Figure contents as structured data:
··········

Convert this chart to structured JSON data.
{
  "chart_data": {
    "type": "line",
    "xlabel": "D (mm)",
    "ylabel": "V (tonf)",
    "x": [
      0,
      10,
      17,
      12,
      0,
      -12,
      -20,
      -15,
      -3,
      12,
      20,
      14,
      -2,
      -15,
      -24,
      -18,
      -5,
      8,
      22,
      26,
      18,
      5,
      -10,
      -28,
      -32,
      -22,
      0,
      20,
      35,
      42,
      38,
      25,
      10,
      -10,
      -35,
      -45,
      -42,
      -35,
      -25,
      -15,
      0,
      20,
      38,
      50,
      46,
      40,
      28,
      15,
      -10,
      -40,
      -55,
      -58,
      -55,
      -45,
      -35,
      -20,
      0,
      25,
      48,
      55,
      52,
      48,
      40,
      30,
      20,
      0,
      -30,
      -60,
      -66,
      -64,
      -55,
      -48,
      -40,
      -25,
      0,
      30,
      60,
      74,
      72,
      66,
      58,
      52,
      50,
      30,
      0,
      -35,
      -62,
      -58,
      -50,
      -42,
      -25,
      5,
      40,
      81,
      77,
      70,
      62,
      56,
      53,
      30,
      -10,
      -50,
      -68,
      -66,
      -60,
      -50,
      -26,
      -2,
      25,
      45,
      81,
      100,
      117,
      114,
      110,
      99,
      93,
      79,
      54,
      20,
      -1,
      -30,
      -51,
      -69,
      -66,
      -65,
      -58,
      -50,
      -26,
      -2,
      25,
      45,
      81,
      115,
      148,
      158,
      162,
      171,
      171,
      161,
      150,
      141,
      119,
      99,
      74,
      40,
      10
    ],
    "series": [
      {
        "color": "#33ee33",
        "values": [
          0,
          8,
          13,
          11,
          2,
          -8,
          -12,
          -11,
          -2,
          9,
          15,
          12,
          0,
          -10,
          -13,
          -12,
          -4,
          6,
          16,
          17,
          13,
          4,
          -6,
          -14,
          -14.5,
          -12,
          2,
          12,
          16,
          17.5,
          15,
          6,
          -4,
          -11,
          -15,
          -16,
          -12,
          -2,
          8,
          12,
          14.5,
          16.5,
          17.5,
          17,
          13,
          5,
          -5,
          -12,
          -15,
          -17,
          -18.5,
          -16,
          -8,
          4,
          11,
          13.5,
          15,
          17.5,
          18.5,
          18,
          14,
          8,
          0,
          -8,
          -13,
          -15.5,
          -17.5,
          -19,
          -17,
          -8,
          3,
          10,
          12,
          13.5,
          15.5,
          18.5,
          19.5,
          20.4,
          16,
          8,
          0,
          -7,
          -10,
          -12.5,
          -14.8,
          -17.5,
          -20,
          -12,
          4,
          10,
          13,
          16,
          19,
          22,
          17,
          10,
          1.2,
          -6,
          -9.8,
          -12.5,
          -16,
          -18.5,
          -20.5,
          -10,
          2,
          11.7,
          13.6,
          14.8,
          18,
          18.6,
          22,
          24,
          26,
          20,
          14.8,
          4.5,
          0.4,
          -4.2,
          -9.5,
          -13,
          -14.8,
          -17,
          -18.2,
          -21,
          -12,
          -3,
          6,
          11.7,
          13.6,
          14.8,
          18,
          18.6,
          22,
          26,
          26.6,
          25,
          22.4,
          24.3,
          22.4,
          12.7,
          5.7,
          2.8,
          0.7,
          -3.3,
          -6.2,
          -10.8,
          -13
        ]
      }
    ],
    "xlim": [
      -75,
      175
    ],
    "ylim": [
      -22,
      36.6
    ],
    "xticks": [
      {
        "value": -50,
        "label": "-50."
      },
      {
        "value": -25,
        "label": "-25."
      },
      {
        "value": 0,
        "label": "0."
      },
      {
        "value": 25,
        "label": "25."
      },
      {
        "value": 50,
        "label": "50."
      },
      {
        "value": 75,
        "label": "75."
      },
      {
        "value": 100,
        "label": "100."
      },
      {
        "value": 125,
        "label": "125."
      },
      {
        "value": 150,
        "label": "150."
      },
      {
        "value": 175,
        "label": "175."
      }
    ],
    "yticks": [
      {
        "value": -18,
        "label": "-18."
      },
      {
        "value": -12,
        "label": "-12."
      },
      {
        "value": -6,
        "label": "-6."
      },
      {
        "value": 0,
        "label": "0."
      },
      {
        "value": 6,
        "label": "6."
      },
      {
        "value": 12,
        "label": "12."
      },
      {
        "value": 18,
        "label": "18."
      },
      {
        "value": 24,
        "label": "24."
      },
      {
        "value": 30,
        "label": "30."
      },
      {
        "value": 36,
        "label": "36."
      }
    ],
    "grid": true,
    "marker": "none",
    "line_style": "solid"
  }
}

··········

AIM => Write the entire listing out again, word for word.

RESPONSE =>
Convert this chart to structured JSON data.
{
  "chart_data": {
    "type": "line",
    "xlabel": "D (mm)",
    "ylabel": "V (tonf)",
    "x": [
      0,
      10,
      17,
      12,
      0,
      -12,
      -20,
      -15,
      -3,
      12,
      20,
      14,
      -2,
      -15,
      -24,
      -18,
      -5,
      8,
      22,
      26,
      18,
      5,
      -10,
      -28,
      -32,
      -22,
      0,
      20,
      35,
      42,
      38,
      25,
      10,
      -10,
      -35,
      -45,
      -42,
      -35,
      -25,
      -15,
      0,
      20,
      38,
      50,
      46,
      40,
      28,
      15,
      -10,
      -40,
      -55,
      -58,
      -55,
      -45,
      -35,
      -20,
      0,
      25,
      48,
      55,
      52,
      48,
      40,
      30,
      20,
      0,
      -30,
      -60,
      -66,
      -64,
      -55,
      -48,
      -40,
      -25,
      0,
      30,
      60,
      74,
      72,
      66,
      58,
      52,
      50,
      30,
      0,
      -35,
      -62,
      -58,
      -50,
      -42,
      -25,
      5,
      40,
      81,
      77,
      70,
      62,
      56,
      53,
      30,
      -10,
      -50,
      -68,
      -66,
      -60,
      -50,
      -26,
      -2,
      25,
      45,
      81,
      100,
      117,
      114,
      110,
      99,
      93,
      79,
      54,
      20,
      -1,
      -30,
      -51,
      -69,
      -66,
      -65,
      -58,
      -50,
      -26,
      -2,
      25,
      45,
      81,
      115,
      148,
      158,
      162,
      171,
      171,
      161,
      150,
      141,
      119,
      99,
      74,
      40,
      10
    ],
    "series": [
      {
        "color": "#33ee33",
        "values": [
          0,
          8,
          13,
          11,
          2,
          -8,
          -12,
          -11,
          -2,
          9,
          15,
          12,
          0,
          -10,
          -13,
          -12,
          -4,
          6,
          16,
          17,
          13,
          4,
          -6,
          -14,
          -14.5,
          -12,
          2,
          12,
          16,
          17.5,
          15,
          6,
          -4,
          -11,
          -15,
          -16,
          -12,
          -2,
          8,
          12,
          14.5,
          16.5,
          17.5,
          17,
          13,
          5,
          -5,
          -12,
          -15,
          -17,
          -18.5,
          -16,
          -8,
          4,
          11,
          13.5,
          15,
          17.5,
          18.5,
          18,
          14,
          8,
          0,
          -8,
          -13,
          -15.5,
          -17.5,
          -19,
          -17,
          -8,
          3,
          10,
          12,
          13.5,
          15.5,
          18.5,
          19.5,
          20.4,
          16,
          8,
          0,
          -7,
          -10,
          -12.5,
          -14.8,
          -17.5,
          -20,
          -12,
          4,
          10,
          13,
          16,
          19,
          22,
          17,
          10,
          1.2,
          -6,
          -9.8,
          -12.5,
          -16,
          -18.5,
          -20.5,
          -10,
          2,
          11.7,
          13.6,
          14.8,
          18,
          18.6,
          22,
          24,
          26,
          20,
          14.8,
          4.5,
          0.4,
          -4.2,
          -9.5,
          -13,
          -14.8,
          -17,
          -18.2,
          -21,
          -12,
          -3,
          6,
          11.7,
          13.6,
          14.8,
          18,
          18.6,
          22,
          26,
          26.6,
          25,
          22.4,
          24.3,
          22.4,
          12.7,
          5.7,
          2.8,
          0.7,
          -3.3,
          -6.2,
          -10.8,
          -13
        ]
      }
    ],
    "xlim": [
      -75,
      175
    ],
    "ylim": [
      -22,
      36.6
    ],
    "xticks": [
      {
        "value": -50,
        "label": "-50."
      },
      {
        "value": -25,
        "label": "-25."
      },
      {
        "value": 0,
        "label": "0."
      },
      {
        "value": 25,
        "label": "25."
      },
      {
        "value": 50,
        "label": "50."
      },
      {
        "value": 75,
        "label": "75."
      },
      {
        "value": 100,
        "label": "100."
      },
      {
        "value": 125,
        "label": "125."
      },
      {
        "value": 150,
        "label": "150."
      },
      {
        "value": 175,
        "label": "175."
      }
    ],
    "yticks": [
      {
        "value": -18,
        "label": "-18."
      },
      {
        "value": -12,
        "label": "-12."
      },
      {
        "value": -6,
        "label": "-6."
      },
      {
        "value": 0,
        "label": "0."
      },
      {
        "value": 6,
        "label": "6."
      },
      {
        "value": 12,
        "label": "12."
      },
      {
        "value": 18,
        "label": "18."
      },
      {
        "value": 24,
        "label": "24."
      },
      {
        "value": 30,
        "label": "30."
      },
      {
        "value": 36,
        "label": "36."
      }
    ],
    "grid": true,
    "marker": "none",
    "line_style": "solid"
  }
}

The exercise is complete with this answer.